Given exercise - The entries are to be returned exactly, with images left out.

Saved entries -

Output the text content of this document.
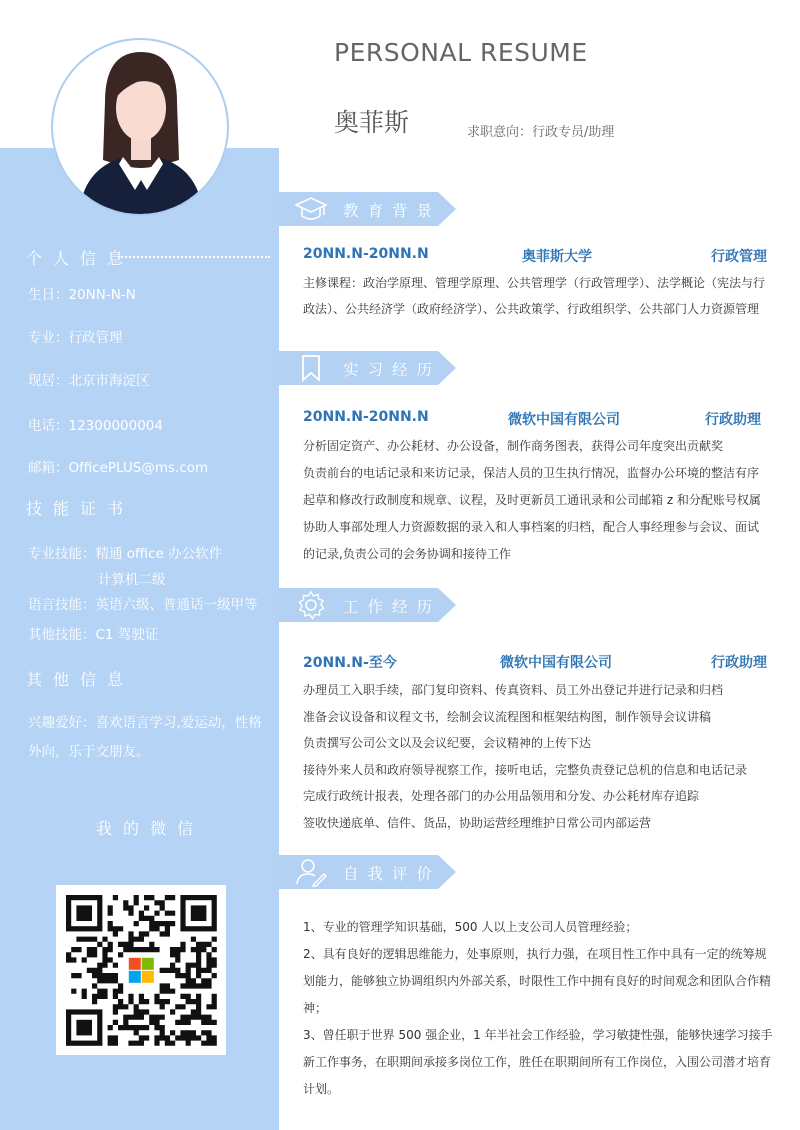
PERSONAL RESUME
奥菲斯	求职意向：行政专员/助理
个人信息
生日：20NN-N-N
专业：行政管理
现居：北京市海淀区
电话：12300000004
邮箱：OfficePLUS@ms.com
技能证书
专业技能：精通 office 办公软件
计算机二级
语言技能：英语六级、普通话一级甲等
其他技能：C1 驾驶证
其他信息
兴趣爱好：喜欢语言学习,爱运动，性格外向，乐于交朋友。
我的微信
教育背景
20NN.N-20NN.N	奥菲斯大学	行政管理
主修课程：政治学原理、管理学原理、公共管理学（行政管理学）、法学概论（宪法与行
政法）、公共经济学（政府经济学）、公共政策学、行政组织学、公共部门人力资源管理
实习经历
20NN.N-20NN.N	微软中国有限公司	行政助理
分析固定资产、办公耗材、办公设备，制作商务图表，获得公司年度突出贡献奖
负责前台的电话记录和来访记录，保洁人员的卫生执行情况，监督办公环境的整洁有序
起草和修改行政制度和规章、议程，及时更新员工通讯录和公司邮箱 z 和分配账号权属
协助人事部处理人力资源数据的录入和人事档案的归档，配合人事经理参与会议、面试
的记录,负责公司的会务协调和接待工作
工作经历
20NN.N-至今	微软中国有限公司	行政助理
办理员工入职手续，部门复印资料、传真资料、员工外出登记并进行记录和归档
准备会议设备和议程文书，绘制会议流程图和框架结构图，制作领导会议讲稿
负责撰写公司公文以及会议纪要，会议精神的上传下达
接待外来人员和政府领导视察工作，接听电话，完整负责登记总机的信息和电话记录
完成行政统计报表，处理各部门的办公用品领用和分发、办公耗材库存追踪
签收快递底单、信件、货品，协助运营经理维护日常公司内部运营
自我评价
1、专业的管理学知识基础，500 人以上支公司人员管理经验；
2、具有良好的逻辑思维能力，处事原则，执行力强，在项目性工作中具有一定的统筹规
划能力，能够独立协调组织内外部关系，时限性工作中拥有良好的时间观念和团队合作精
神；
3、曾任职于世界 500 强企业，1 年半社会工作经验，学习敏捷性强，能够快速学习接手
新工作事务，在职期间承接多岗位工作，胜任在职期间所有工作岗位，入围公司潜才培育
计划。
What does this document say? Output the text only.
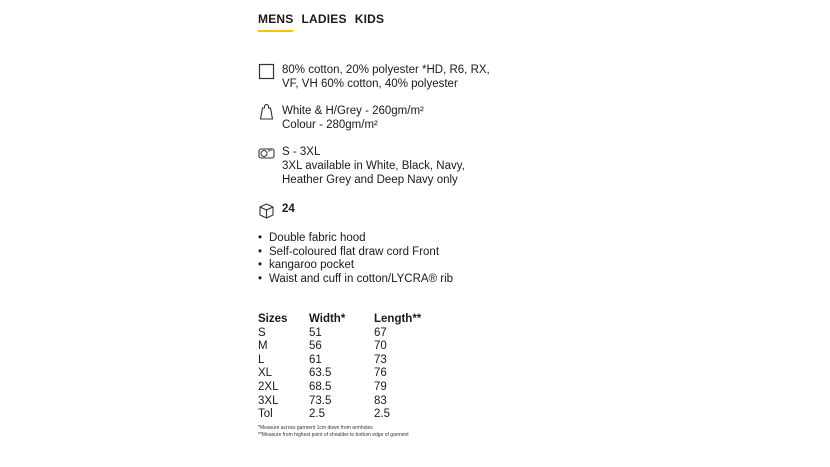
MENS LADIES KIDS
80% cotton, 20% polyester *HD, R6, RX,
VF, VH 60% cotton, 40% polyester
White & H/Grey - 260gm/m²
Colour - 280gm/m²
S - 3XL
3XL available in White, Black, Navy,
Heather Grey and Deep Navy only
24
• Double fabric hood
• Self-coloured flat draw cord Front
• kangaroo pocket
• Waist and cuff in cotton/LYCRA® rib
Sizes	Width*	Length**
S	51	67
M	56	70
L	61	73
XL	63.5	76
2XL	68.5	79
3XL	73.5	83
Tol	2.5	2.5
*Measure across garment 1cm down from armholes
**Measure from highest point of shoulder to bottom edge of garment
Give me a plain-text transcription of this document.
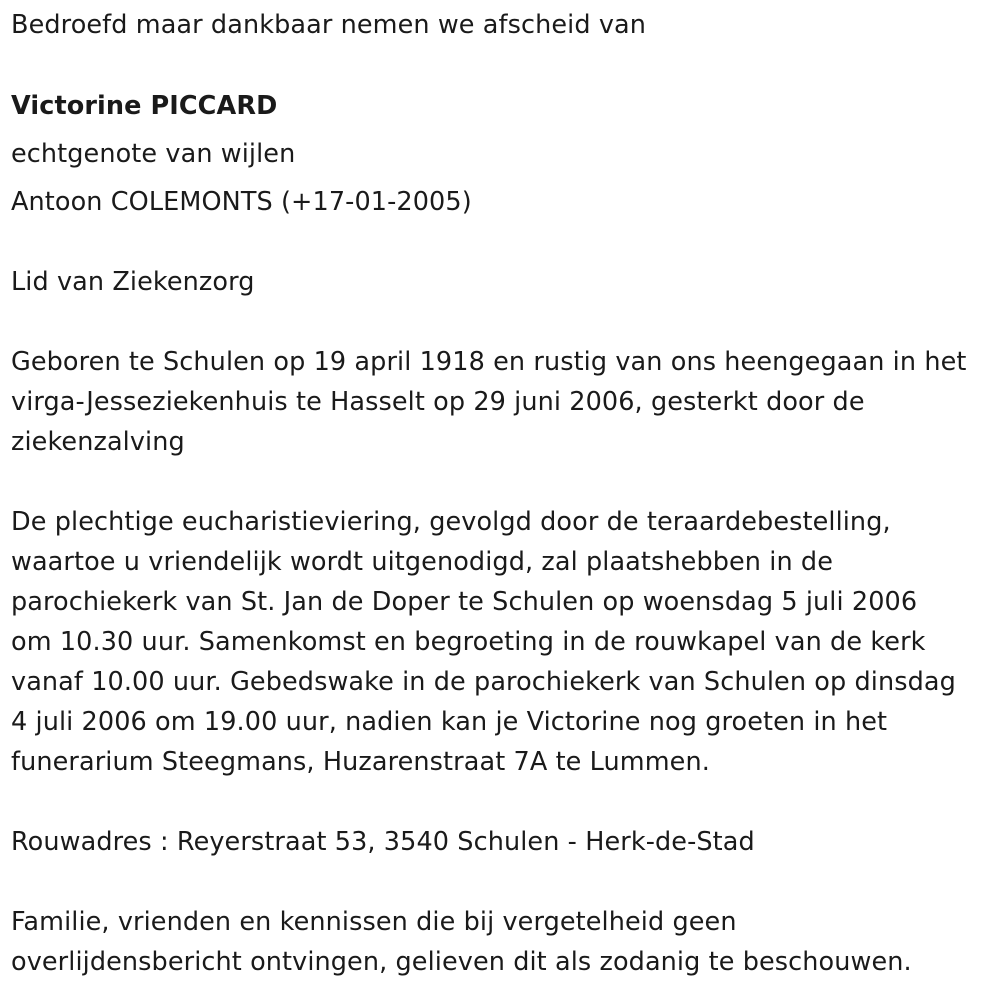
Bedroefd maar dankbaar nemen we afscheid van
Victorine PICCARD
echtgenote van wijlen
Antoon COLEMONTS (+17-01-2005)
Lid van Ziekenzorg
Geboren te Schulen op 19 april 1918 en rustig van ons heengegaan in het
virga-Jesseziekenhuis te Hasselt op 29 juni 2006, gesterkt door de
ziekenzalving
De plechtige eucharistieviering, gevolgd door de teraardebestelling,
waartoe u vriendelijk wordt uitgenodigd, zal plaatshebben in de
parochiekerk van St. Jan de Doper te Schulen op woensdag 5 juli 2006
om 10.30 uur. Samenkomst en begroeting in de rouwkapel van de kerk
vanaf 10.00 uur. Gebedswake in de parochiekerk van Schulen op dinsdag
4 juli 2006 om 19.00 uur, nadien kan je Victorine nog groeten in het
funerarium Steegmans, Huzarenstraat 7A te Lummen.
Rouwadres : Reyerstraat 53, 3540 Schulen - Herk-de-Stad
Familie, vrienden en kennissen die bij vergetelheid geen
overlijdensbericht ontvingen, gelieven dit als zodanig te beschouwen.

Solution below -
Output the text content of this document.
PERSONAL RESUME
奥菲斯	求职意向：行政专员/助理
个人信息
生日：20NN-N-N
专业：行政管理
现居：北京市海淀区
电话：12300000004
邮箱：OfficePLUS@ms.com
技能证书
专业技能：精通 office 办公软件
计算机二级
语言技能：英语六级、普通话一级甲等
其他技能：C1 驾驶证
其他信息
兴趣爱好：喜欢语言学习,爱运动，性格外向，乐于交朋友。
我的微信
教育背景
20NN.N-20NN.N	奥菲斯大学	行政管理
主修课程：政治学原理、管理学原理、公共管理学（行政管理学）、法学概论（宪法与行
政法）、公共经济学（政府经济学）、公共政策学、行政组织学、公共部门人力资源管理
实习经历
20NN.N-20NN.N	微软中国有限公司	行政助理
分析固定资产、办公耗材、办公设备，制作商务图表，获得公司年度突出贡献奖
负责前台的电话记录和来访记录，保洁人员的卫生执行情况，监督办公环境的整洁有序
起草和修改行政制度和规章、议程，及时更新员工通讯录和公司邮箱 z 和分配账号权属
协助人事部处理人力资源数据的录入和人事档案的归档，配合人事经理参与会议、面试
的记录,负责公司的会务协调和接待工作
工作经历
20NN.N-至今	微软中国有限公司	行政助理
办理员工入职手续，部门复印资料、传真资料、员工外出登记并进行记录和归档
准备会议设备和议程文书，绘制会议流程图和框架结构图，制作领导会议讲稿
负责撰写公司公文以及会议纪要，会议精神的上传下达
接待外来人员和政府领导视察工作，接听电话，完整负责登记总机的信息和电话记录
完成行政统计报表，处理各部门的办公用品领用和分发、办公耗材库存追踪
签收快递底单、信件、货品，协助运营经理维护日常公司内部运营
自我评价
1、专业的管理学知识基础，500 人以上支公司人员管理经验；
2、具有良好的逻辑思维能力，处事原则，执行力强，在项目性工作中具有一定的统筹规
划能力，能够独立协调组织内外部关系，时限性工作中拥有良好的时间观念和团队合作精
神；
3、曾任职于世界 500 强企业，1 年半社会工作经验，学习敏捷性强，能够快速学习接手
新工作事务，在职期间承接多岗位工作，胜任在职期间所有工作岗位，入围公司潜才培育
计划。
What does this document say? Output the text only.
MENS LADIES KIDS
80% cotton, 20% polyester *HD, R6, RX,
VF, VH 60% cotton, 40% polyester
White & H/Grey - 260gm/m²
Colour - 280gm/m²
S - 3XL
3XL available in White, Black, Navy,
Heather Grey and Deep Navy only
24
• Double fabric hood
• Self-coloured flat draw cord Front
• kangaroo pocket
• Waist and cuff in cotton/LYCRA® rib
Sizes	Width*	Length**
S	51	67
M	56	70
L	61	73
XL	63.5	76
2XL	68.5	79
3XL	73.5	83
Tol	2.5	2.5
*Measure across garment 1cm down from armholes
**Measure from highest point of shoulder to bottom edge of garment
Give me a plain-text transcription of this document.
Bedroefd maar dankbaar nemen we afscheid van
Victorine PICCARD
echtgenote van wijlen
Antoon COLEMONTS (+17-01-2005)
Lid van Ziekenzorg
Geboren te Schulen op 19 april 1918 en rustig van ons heengegaan in het
virga-Jesseziekenhuis te Hasselt op 29 juni 2006, gesterkt door de
ziekenzalving
De plechtige eucharistieviering, gevolgd door de teraardebestelling,
waartoe u vriendelijk wordt uitgenodigd, zal plaatshebben in de
parochiekerk van St. Jan de Doper te Schulen op woensdag 5 juli 2006
om 10.30 uur. Samenkomst en begroeting in de rouwkapel van de kerk
vanaf 10.00 uur. Gebedswake in de parochiekerk van Schulen op dinsdag
4 juli 2006 om 19.00 uur, nadien kan je Victorine nog groeten in het
funerarium Steegmans, Huzarenstraat 7A te Lummen.
Rouwadres : Reyerstraat 53, 3540 Schulen - Herk-de-Stad
Familie, vrienden en kennissen die bij vergetelheid geen
overlijdensbericht ontvingen, gelieven dit als zodanig te beschouwen.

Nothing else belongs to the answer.